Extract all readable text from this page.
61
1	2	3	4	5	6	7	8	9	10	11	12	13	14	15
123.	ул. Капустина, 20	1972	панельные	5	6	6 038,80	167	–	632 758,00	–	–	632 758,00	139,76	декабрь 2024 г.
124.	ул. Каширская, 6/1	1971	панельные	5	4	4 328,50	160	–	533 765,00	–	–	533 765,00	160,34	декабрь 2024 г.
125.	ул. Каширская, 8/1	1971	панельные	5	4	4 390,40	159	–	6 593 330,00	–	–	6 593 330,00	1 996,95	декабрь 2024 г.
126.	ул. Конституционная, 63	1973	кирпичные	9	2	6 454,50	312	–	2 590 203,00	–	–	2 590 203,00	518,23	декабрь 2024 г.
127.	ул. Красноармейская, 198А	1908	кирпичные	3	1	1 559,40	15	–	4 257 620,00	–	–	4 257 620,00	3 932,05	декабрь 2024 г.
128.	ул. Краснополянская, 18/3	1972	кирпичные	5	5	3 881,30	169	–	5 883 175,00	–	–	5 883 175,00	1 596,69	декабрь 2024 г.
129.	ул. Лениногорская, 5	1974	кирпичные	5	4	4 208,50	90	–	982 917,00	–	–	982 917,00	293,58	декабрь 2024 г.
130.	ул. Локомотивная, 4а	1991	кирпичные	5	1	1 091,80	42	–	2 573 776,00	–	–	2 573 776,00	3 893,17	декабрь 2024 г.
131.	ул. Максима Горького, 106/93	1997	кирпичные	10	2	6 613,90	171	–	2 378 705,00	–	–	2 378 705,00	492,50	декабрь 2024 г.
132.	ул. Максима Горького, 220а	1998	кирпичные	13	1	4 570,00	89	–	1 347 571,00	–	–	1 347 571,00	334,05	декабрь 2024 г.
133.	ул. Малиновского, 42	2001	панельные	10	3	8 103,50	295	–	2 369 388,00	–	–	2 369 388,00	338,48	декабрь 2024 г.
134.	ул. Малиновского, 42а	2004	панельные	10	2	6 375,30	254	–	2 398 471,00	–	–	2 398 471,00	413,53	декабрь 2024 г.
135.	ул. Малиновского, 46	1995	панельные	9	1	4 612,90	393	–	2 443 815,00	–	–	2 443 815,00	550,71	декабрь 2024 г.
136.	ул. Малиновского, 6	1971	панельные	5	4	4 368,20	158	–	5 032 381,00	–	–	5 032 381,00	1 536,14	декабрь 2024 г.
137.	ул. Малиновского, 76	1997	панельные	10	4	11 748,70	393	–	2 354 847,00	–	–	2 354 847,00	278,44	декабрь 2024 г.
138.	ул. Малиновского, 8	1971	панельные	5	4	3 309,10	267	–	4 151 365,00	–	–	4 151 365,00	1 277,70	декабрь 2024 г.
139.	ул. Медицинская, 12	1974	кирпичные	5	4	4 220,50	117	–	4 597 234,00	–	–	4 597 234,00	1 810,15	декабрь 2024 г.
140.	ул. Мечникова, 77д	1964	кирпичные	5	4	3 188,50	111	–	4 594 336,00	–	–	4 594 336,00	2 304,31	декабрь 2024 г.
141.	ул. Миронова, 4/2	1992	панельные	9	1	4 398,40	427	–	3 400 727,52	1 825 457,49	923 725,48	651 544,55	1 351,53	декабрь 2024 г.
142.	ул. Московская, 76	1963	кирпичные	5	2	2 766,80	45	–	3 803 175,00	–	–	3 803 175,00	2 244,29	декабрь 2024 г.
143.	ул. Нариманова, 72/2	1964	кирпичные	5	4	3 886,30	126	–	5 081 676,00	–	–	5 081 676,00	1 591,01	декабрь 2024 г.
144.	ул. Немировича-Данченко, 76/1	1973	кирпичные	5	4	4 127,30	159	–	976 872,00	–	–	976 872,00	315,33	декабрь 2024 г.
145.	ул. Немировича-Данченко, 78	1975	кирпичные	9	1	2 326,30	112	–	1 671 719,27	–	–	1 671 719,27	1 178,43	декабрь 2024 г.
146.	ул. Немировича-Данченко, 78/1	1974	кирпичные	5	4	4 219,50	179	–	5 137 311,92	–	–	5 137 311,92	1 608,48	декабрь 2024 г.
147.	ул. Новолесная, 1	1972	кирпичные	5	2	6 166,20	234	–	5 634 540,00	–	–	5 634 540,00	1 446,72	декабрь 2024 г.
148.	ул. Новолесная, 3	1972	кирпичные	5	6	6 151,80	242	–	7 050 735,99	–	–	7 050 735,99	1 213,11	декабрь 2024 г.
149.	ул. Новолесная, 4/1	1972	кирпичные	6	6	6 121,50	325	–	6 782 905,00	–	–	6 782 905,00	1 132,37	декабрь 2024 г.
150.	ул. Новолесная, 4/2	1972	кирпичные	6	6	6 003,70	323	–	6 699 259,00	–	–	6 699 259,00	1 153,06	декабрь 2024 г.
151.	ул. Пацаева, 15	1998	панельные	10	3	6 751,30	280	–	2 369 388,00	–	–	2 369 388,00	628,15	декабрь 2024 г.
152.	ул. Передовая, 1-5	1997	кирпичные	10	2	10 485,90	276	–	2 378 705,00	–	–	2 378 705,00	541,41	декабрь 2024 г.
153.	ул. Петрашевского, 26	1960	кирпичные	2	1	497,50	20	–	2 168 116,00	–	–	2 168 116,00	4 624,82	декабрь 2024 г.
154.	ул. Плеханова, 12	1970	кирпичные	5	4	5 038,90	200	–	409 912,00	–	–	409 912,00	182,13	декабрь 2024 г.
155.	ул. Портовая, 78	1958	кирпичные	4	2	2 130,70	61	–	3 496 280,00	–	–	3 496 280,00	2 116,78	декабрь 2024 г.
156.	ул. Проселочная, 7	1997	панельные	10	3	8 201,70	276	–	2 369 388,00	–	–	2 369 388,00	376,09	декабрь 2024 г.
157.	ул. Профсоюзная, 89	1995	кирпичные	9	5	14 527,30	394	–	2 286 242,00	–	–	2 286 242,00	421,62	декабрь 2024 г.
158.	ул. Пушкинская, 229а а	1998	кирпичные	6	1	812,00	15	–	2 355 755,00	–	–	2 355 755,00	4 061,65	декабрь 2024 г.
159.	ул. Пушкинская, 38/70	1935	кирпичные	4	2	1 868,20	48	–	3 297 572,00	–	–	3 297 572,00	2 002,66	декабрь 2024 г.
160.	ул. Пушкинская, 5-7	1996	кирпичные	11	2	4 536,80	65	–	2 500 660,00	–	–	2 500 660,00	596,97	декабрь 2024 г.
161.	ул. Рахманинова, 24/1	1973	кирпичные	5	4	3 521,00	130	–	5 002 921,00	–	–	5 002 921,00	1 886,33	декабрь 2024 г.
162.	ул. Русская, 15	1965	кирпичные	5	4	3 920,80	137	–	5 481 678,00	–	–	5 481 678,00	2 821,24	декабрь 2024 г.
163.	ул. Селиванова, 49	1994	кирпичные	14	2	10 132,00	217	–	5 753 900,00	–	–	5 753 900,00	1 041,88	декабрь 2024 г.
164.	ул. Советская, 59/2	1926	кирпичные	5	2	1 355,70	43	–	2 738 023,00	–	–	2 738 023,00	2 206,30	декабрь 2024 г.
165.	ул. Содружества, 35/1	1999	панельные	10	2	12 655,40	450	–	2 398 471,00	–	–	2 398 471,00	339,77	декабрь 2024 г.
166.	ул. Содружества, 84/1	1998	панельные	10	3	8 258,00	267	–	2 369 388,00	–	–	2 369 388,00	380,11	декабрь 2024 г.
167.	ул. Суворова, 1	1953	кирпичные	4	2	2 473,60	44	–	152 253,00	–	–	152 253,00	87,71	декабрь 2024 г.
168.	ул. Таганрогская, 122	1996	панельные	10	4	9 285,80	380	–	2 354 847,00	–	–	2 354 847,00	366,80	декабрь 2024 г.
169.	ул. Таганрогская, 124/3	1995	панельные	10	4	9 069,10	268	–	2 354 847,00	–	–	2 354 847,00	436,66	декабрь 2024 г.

====

WHAT IS NEEDED: Search the entries for "Данченко" and copy out each line that has it.

EXERCISE RESPONSE:
144.	ул. Немировича-Данченко, 76/1	1973	кирпичные	5	4	4 127,30	159	–	976 872,00	–	–	976 872,00	315,33	декабрь 2024 г.
145.	ул. Немировича-Данченко, 78	1975	кирпичные	9	1	2 326,30	112	–	1 671 719,27	–	–	1 671 719,27	1 178,43	декабрь 2024 г.
146.	ул. Немировича-Данченко, 78/1	1974	кирпичные	5	4	4 219,50	179	–	5 137 311,92	–	–	5 137 311,92	1 608,48	декабрь 2024 г.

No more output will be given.